Data for processing:
• • • • • • •

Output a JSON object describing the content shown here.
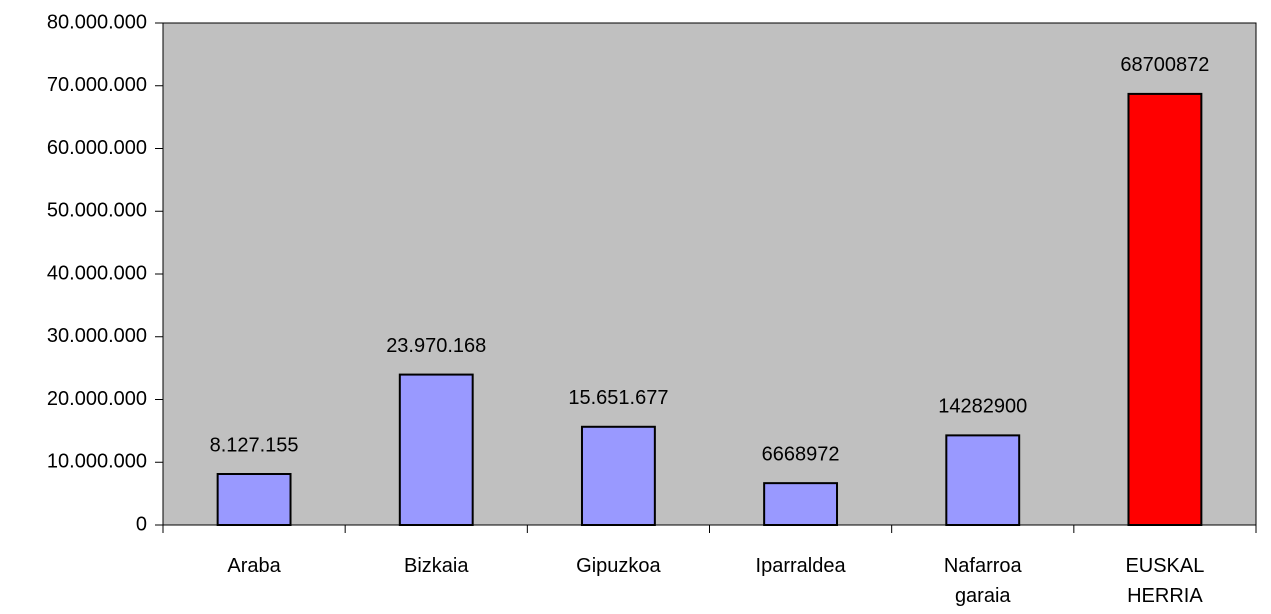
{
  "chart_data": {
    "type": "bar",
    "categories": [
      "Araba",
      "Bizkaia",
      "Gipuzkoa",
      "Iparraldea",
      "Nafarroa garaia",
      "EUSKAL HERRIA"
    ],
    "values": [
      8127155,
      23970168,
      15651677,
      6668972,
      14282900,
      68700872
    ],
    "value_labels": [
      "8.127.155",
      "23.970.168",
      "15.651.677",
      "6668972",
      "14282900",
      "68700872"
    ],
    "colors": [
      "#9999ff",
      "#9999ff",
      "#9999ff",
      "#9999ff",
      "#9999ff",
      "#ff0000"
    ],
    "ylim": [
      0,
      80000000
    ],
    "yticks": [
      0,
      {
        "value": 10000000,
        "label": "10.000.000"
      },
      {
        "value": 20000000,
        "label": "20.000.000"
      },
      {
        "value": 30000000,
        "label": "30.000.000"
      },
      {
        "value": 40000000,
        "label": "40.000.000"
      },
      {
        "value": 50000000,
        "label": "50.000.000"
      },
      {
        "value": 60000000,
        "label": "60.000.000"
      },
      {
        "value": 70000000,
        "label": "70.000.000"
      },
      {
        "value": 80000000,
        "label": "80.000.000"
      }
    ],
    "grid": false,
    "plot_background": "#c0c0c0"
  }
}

• • • • • • •

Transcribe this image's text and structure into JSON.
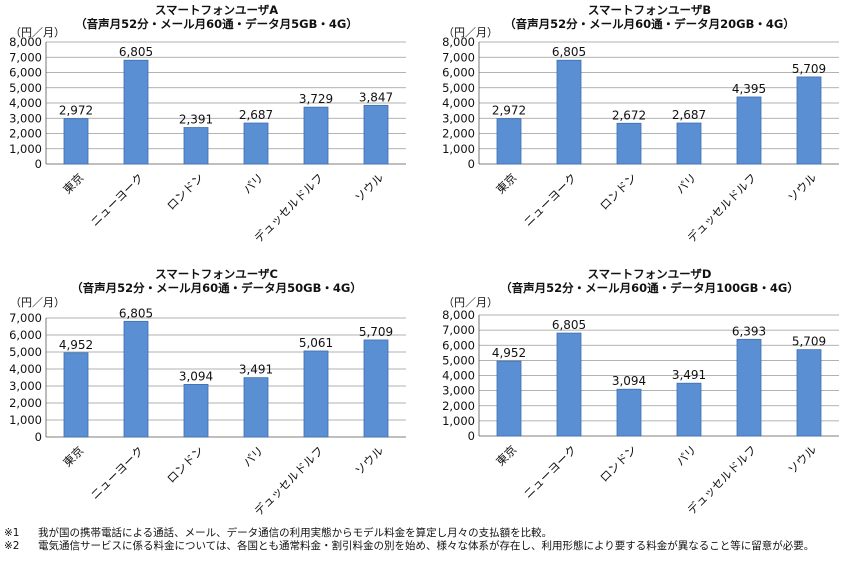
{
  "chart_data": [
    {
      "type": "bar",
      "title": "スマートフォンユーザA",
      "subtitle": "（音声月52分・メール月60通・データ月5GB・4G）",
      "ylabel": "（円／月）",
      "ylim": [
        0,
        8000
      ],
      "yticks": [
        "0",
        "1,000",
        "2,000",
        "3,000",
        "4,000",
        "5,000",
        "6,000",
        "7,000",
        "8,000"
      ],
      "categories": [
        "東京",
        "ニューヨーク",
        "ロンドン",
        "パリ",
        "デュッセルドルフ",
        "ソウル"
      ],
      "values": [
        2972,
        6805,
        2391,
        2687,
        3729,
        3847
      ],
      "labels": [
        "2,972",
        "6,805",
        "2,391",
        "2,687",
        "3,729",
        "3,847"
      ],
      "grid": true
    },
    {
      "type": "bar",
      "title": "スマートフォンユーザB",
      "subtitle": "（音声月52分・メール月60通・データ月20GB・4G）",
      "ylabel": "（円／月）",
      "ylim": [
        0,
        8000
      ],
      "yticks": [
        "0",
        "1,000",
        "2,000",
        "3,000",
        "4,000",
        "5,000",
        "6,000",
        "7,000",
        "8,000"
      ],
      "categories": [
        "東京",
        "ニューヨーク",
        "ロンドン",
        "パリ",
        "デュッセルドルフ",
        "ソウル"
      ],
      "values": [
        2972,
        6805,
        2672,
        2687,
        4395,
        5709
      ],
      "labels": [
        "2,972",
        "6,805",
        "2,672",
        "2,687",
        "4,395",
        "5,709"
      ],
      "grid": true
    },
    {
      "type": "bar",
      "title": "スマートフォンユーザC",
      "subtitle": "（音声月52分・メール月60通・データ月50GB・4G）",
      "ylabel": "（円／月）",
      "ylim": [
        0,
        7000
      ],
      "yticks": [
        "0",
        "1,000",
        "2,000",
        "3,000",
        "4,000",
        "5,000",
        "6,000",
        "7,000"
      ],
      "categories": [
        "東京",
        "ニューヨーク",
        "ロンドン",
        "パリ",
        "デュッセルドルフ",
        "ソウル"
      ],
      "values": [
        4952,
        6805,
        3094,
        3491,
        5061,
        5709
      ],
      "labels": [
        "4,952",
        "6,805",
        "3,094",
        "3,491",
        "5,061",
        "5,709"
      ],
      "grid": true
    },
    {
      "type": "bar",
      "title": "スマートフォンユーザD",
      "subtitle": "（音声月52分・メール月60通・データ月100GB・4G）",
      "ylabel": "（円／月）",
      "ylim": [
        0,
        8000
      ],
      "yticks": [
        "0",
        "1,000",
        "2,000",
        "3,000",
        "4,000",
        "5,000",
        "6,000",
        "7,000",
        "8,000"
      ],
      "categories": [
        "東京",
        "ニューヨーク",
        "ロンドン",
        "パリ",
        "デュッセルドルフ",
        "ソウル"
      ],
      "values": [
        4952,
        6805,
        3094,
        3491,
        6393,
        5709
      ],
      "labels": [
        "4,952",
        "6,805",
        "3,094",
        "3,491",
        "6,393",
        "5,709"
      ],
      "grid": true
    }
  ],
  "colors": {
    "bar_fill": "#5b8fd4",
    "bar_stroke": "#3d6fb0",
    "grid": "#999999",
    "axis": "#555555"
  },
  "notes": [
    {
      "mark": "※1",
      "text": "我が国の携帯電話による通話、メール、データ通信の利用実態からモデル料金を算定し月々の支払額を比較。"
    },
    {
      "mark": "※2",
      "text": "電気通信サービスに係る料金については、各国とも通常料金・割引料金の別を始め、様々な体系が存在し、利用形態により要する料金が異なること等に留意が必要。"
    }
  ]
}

• • • • • • •

Requirement:
Across the preceding material, how many lines contain the word "subtitle"? State the number alone.

Reply:
4